* Data in this exercise:
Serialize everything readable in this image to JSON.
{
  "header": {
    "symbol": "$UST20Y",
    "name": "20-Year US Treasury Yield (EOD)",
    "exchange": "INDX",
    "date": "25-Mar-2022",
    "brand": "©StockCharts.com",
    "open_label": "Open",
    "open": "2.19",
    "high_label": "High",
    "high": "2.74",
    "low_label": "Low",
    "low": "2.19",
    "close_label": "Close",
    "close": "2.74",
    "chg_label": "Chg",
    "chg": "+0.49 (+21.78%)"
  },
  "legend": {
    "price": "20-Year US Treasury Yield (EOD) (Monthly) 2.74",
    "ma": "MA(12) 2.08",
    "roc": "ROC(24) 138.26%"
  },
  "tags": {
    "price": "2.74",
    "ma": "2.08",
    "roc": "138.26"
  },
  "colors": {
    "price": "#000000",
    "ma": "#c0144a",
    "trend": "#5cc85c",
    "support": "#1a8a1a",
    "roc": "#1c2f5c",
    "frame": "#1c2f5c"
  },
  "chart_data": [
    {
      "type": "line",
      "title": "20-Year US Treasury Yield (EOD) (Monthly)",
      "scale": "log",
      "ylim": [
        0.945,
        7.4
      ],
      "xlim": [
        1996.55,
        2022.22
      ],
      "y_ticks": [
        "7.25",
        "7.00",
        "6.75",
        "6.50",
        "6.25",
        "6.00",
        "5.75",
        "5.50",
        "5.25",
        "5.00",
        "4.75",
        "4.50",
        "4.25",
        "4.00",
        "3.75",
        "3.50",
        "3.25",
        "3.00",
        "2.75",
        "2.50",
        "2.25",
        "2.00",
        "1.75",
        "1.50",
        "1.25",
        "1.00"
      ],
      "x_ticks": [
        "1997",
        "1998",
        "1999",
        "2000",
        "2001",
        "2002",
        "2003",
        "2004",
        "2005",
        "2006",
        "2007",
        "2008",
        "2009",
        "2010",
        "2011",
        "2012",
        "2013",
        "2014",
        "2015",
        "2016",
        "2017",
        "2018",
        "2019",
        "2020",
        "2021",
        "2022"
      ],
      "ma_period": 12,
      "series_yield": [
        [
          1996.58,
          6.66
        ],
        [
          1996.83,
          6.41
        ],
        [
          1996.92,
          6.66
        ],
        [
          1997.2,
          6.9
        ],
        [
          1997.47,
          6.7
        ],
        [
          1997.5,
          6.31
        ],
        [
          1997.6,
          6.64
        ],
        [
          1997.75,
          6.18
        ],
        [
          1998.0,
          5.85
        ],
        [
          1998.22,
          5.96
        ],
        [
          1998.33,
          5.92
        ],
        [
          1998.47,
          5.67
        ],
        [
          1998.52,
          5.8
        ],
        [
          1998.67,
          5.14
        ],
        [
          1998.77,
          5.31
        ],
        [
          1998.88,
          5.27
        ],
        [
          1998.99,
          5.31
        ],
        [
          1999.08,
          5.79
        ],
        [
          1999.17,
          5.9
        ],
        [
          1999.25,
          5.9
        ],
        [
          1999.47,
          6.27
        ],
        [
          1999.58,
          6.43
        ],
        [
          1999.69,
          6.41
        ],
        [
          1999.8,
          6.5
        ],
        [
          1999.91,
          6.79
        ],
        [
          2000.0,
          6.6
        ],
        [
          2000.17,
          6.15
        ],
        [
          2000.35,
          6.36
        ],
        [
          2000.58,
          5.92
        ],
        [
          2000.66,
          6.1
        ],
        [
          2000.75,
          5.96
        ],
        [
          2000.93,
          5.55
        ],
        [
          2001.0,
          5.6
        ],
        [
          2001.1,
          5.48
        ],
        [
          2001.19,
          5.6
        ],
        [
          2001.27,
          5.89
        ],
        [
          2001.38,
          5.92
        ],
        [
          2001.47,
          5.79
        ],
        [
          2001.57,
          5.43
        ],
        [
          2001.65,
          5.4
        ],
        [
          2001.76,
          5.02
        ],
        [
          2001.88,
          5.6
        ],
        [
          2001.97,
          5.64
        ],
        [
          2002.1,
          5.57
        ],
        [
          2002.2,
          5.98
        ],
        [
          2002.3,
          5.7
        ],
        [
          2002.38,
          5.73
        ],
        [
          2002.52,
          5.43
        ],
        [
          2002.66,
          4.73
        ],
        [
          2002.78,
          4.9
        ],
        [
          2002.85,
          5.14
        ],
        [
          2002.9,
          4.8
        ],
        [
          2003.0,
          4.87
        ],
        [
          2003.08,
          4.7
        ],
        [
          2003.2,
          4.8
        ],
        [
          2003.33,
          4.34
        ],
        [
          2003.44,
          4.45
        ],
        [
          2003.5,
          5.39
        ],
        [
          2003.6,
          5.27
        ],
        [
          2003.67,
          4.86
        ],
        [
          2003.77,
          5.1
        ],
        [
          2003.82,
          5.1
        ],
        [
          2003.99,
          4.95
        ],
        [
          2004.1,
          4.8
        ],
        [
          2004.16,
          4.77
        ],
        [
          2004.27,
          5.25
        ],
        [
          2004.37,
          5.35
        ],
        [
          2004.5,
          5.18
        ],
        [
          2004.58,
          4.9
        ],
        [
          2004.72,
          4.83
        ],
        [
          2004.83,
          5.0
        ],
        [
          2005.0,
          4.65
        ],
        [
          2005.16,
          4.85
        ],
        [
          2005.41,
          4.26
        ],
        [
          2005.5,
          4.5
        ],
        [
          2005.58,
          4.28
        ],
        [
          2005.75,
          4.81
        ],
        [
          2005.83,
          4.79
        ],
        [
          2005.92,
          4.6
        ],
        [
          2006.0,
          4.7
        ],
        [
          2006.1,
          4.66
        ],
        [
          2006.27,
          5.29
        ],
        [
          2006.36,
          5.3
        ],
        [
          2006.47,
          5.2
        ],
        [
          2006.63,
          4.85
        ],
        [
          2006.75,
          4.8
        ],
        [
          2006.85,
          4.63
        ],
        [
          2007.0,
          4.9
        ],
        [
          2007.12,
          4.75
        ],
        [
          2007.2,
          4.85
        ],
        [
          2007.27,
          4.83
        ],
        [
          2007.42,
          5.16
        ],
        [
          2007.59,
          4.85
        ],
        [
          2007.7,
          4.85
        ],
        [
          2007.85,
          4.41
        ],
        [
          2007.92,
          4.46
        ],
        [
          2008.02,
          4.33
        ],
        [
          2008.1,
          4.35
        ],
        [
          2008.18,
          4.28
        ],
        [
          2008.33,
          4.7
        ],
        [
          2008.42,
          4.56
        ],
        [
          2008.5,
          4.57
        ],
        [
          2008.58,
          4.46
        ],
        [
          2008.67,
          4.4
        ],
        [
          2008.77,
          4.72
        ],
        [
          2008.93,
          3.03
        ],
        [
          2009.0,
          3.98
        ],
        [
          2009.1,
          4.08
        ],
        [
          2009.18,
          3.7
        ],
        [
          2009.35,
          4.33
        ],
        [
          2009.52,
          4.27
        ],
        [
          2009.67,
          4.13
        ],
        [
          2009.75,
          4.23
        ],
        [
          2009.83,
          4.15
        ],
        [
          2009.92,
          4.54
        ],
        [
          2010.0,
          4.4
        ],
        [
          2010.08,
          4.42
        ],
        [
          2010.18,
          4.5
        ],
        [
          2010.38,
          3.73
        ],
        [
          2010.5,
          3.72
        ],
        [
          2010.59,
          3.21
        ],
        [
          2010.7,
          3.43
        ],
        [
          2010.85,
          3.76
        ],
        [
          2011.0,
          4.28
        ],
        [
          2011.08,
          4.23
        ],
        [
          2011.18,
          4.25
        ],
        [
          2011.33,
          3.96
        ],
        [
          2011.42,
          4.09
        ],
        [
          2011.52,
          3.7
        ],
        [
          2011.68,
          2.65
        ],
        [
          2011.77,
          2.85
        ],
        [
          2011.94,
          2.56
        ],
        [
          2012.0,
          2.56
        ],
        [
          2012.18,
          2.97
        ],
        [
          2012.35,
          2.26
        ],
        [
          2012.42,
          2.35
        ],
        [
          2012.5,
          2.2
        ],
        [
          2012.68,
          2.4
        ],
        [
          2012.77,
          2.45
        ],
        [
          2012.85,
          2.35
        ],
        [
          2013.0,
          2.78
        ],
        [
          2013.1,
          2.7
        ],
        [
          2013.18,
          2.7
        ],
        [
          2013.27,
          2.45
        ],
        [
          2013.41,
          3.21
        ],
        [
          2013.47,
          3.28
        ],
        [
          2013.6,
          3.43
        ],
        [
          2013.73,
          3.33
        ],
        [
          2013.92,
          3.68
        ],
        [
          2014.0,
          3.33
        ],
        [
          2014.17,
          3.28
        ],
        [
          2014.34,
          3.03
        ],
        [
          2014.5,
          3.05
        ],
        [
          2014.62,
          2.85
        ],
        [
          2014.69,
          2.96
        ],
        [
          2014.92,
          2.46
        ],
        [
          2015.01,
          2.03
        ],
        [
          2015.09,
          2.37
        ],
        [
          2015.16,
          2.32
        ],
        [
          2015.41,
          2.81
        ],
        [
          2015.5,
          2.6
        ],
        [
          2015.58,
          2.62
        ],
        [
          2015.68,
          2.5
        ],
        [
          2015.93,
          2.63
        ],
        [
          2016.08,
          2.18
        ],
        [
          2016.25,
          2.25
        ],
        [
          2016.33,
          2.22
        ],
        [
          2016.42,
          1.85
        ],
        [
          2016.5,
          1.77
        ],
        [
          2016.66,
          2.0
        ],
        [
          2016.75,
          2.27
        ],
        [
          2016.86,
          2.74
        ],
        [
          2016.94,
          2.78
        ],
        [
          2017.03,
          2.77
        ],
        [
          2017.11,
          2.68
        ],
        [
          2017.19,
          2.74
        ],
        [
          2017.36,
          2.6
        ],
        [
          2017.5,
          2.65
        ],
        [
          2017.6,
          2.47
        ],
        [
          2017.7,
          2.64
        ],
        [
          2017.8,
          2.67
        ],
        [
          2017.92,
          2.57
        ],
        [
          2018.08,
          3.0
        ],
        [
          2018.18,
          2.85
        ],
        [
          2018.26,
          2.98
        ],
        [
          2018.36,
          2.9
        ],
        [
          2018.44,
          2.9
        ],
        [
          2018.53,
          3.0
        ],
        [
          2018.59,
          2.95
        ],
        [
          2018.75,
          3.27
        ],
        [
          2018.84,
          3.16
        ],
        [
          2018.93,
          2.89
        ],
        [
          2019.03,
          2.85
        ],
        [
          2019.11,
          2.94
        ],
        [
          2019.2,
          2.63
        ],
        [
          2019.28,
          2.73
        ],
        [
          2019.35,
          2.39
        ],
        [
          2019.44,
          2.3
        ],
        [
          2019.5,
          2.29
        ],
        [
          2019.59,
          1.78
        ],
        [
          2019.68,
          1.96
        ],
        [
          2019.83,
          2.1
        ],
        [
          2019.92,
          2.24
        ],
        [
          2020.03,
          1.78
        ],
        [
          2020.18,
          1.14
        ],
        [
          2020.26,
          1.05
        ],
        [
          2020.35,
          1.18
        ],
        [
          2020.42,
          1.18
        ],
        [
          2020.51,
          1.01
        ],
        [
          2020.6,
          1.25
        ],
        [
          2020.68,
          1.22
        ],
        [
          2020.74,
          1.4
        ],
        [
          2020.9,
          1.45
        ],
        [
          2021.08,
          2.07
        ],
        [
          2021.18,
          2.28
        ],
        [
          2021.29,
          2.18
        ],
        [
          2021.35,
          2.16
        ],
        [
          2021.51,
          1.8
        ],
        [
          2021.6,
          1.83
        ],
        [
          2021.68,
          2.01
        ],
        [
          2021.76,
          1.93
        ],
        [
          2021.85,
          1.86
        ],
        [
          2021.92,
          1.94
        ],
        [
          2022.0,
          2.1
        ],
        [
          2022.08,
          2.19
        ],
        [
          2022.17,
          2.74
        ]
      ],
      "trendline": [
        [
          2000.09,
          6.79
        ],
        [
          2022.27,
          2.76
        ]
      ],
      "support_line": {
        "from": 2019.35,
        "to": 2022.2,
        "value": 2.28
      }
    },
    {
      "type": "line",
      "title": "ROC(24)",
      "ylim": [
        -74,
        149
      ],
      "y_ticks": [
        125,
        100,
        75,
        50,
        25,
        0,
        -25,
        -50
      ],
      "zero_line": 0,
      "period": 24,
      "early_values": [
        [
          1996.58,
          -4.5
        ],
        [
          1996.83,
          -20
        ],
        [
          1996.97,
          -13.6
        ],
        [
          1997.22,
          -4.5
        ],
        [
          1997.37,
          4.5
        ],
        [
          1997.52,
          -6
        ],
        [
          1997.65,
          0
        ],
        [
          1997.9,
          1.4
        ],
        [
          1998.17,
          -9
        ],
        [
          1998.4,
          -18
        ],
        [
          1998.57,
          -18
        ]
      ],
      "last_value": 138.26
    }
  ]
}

* Stated task: Select every line where the word "title" occurs.

* Reply:
      "title": "20-Year US Treasury Yield (EOD) (Monthly)",
      "title": "ROC(24)",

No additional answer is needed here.